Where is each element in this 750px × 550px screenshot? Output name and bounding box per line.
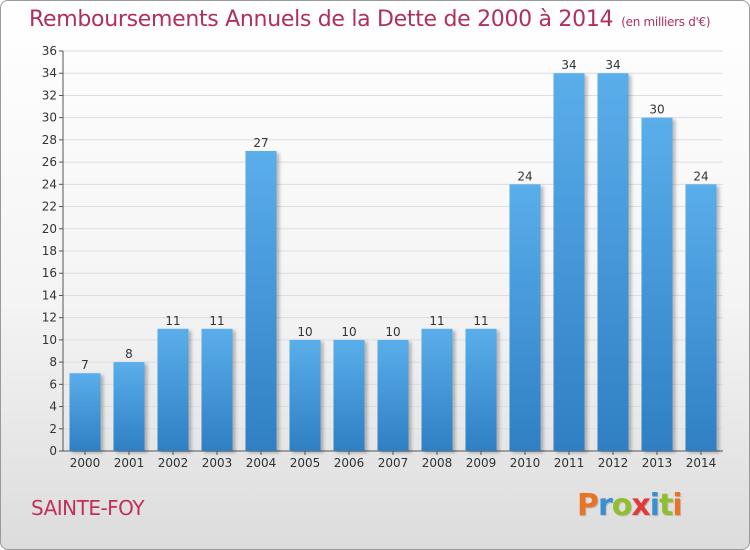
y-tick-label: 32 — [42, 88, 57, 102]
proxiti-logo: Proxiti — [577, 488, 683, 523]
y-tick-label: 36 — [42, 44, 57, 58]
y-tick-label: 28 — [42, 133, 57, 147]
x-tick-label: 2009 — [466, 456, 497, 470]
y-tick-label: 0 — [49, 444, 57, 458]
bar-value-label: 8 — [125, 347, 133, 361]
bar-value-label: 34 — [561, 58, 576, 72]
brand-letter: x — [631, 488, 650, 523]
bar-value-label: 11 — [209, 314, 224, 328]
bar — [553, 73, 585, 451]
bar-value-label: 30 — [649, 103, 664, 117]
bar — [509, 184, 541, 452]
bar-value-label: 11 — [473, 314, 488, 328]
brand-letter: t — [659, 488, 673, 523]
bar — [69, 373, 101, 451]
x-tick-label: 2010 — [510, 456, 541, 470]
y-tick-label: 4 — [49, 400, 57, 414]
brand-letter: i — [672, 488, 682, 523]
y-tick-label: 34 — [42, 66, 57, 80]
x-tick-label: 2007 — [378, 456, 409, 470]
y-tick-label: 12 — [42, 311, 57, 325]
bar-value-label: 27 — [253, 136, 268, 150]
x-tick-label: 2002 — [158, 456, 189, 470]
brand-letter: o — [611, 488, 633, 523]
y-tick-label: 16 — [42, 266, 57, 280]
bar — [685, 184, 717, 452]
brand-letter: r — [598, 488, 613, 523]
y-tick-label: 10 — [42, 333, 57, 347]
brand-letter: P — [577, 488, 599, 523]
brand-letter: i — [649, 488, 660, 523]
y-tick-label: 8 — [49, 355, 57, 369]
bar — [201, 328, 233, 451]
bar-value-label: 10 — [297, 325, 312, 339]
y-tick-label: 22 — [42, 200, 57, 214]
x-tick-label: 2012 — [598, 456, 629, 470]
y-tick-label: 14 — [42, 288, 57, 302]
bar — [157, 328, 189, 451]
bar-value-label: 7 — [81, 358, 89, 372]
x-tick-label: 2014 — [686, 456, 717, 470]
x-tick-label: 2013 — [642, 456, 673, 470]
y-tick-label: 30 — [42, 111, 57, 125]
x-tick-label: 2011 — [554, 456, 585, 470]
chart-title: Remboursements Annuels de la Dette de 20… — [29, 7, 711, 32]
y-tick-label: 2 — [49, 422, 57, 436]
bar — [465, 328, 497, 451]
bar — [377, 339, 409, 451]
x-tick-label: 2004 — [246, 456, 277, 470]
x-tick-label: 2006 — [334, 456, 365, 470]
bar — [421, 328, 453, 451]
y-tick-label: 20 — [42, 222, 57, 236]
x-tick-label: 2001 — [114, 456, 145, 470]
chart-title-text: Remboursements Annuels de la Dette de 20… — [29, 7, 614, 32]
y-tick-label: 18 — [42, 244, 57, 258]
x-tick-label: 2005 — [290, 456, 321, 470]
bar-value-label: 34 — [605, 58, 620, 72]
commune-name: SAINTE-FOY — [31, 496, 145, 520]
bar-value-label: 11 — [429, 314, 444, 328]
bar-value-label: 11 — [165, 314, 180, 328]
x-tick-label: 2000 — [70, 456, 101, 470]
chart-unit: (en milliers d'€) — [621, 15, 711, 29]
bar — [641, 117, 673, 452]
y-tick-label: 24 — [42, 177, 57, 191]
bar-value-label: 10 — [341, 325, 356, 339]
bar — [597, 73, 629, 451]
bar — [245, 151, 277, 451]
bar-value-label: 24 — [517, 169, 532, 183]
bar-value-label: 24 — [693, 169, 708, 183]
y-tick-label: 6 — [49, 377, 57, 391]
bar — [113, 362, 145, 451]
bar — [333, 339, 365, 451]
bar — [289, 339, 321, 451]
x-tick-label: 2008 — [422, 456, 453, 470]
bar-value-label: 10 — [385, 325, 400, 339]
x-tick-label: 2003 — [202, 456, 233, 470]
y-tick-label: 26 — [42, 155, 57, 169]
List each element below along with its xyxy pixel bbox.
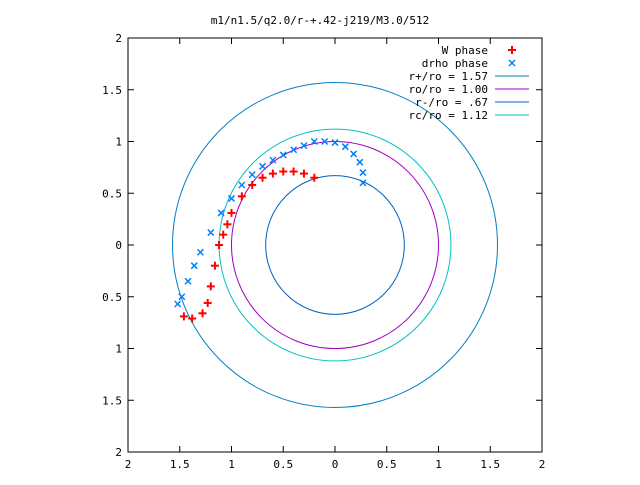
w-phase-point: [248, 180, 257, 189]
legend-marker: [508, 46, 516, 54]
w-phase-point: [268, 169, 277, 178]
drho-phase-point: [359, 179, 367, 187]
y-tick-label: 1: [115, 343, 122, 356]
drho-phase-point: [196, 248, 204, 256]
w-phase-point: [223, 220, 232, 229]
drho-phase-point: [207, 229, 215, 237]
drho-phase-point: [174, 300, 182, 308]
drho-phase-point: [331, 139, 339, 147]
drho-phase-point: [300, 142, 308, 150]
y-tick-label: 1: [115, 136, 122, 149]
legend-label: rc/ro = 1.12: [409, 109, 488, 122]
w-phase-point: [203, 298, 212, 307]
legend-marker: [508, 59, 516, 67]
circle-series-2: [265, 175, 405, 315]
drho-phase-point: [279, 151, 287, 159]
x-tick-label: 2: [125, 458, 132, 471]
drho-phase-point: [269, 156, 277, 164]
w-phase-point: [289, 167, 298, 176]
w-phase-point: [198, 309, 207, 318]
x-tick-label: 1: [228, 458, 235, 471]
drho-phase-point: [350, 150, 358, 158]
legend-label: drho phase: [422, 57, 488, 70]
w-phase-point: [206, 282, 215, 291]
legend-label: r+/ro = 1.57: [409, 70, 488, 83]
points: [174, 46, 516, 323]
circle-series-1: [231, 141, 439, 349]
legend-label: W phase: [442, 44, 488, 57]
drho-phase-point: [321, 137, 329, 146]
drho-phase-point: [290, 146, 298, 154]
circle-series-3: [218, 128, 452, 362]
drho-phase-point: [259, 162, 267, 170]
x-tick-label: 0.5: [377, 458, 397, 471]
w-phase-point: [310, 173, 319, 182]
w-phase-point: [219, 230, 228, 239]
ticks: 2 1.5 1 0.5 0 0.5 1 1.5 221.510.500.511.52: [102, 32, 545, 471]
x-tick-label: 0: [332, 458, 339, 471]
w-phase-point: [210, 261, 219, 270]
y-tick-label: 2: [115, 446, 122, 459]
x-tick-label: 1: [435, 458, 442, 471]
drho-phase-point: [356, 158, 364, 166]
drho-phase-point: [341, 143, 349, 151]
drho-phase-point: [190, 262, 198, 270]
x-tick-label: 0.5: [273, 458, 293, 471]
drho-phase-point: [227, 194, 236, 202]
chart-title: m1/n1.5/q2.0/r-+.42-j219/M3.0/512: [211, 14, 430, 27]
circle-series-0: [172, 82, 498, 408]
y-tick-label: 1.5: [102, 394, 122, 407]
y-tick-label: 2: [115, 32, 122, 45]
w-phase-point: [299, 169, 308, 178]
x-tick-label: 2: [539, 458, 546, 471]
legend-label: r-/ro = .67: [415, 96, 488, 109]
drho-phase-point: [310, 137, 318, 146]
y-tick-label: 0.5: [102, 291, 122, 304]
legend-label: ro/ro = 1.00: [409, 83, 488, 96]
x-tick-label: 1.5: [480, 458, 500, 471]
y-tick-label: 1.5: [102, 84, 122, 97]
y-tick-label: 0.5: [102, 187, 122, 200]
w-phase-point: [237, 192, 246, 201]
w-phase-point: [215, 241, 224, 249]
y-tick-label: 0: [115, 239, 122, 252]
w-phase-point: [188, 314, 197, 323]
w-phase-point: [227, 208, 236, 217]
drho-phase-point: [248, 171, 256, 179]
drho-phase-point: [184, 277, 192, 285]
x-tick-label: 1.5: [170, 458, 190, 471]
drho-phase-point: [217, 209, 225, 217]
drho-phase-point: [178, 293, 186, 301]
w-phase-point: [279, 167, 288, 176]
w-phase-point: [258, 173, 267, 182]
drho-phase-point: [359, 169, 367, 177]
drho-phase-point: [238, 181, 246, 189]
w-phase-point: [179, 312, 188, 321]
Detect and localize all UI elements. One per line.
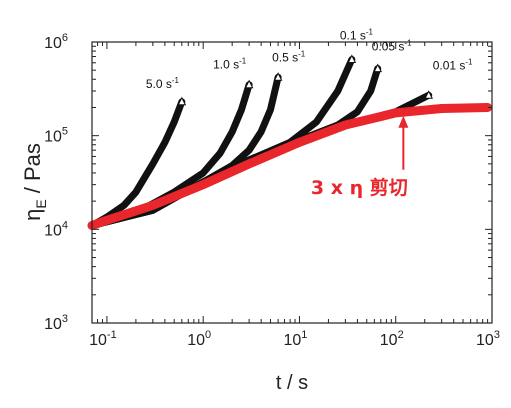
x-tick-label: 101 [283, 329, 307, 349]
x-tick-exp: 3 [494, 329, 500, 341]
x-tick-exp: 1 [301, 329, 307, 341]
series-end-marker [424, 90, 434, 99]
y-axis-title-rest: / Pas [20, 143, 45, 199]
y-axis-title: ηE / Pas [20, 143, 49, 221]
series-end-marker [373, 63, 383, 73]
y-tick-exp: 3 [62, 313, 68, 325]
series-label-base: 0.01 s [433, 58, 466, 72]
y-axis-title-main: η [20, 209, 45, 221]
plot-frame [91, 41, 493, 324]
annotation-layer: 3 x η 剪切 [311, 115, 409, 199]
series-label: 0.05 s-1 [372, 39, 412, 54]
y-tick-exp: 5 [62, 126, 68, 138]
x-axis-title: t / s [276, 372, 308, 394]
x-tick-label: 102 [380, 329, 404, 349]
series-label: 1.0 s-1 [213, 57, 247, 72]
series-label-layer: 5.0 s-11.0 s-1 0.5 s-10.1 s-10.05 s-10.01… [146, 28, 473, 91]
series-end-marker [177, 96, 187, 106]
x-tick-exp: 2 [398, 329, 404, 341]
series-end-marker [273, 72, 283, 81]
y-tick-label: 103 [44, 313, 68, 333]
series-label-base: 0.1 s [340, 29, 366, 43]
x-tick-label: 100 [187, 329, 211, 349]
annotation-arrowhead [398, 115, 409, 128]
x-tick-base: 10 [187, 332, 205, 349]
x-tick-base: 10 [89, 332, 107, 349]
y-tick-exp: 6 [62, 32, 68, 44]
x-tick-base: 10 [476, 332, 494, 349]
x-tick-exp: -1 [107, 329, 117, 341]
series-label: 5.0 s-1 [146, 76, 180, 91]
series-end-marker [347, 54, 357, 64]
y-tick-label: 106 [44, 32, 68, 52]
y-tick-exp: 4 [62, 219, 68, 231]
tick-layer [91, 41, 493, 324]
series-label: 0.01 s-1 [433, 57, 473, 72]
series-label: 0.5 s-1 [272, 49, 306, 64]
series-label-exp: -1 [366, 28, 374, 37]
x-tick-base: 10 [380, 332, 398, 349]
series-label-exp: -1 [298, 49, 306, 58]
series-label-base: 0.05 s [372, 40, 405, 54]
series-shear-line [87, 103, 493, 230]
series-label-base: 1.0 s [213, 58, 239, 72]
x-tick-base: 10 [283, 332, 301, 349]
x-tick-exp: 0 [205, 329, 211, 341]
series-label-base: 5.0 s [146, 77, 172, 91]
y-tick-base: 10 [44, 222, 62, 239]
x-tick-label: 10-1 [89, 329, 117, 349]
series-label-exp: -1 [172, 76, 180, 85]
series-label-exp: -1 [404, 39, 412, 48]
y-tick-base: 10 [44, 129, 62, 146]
========================================================================
◆ **Work instructions**:
Express the lines of the material between the one containing "x-tick-label: 101 [283, 329, 307, 349]" and the one containing "x-tick-label: 102 [380, 329, 404, 349]", inclusive, as a JSON list of strings, with one string per line and no blank lines.

◆ **Result of this exercise**:
[
  "x-tick-label: 101 [283, 329, 307, 349]",
  "x-tick-exp: 3 [494, 329, 500, 341]",
  "x-tick-exp: 1 [301, 329, 307, 341]",
  "series-end-marker [424, 90, 434, 99]",
  "y-axis-title-rest: / Pas [20, 143, 45, 199]",
  "y-axis-title: ηE / Pas [20, 143, 49, 221]",
  "series-end-marker [373, 63, 383, 73]",
  "y-tick-exp: 3 [62, 313, 68, 325]",
  "series-label-base: 0.01 s [433, 58, 466, 72]",
  "y-axis-title-main: η [20, 209, 45, 221]",
  "plot-frame [91, 41, 493, 324]",
  "annotation-layer: 3 x η 剪切 [311, 115, 409, 199]",
  "series-label: 0.05 s-1 [372, 39, 412, 54]",
  "y-tick-exp: 5 [62, 126, 68, 138]",
  "x-axis-title: t / s [276, 372, 308, 394]",
  "x-tick-label: 102 [380, 329, 404, 349]"
]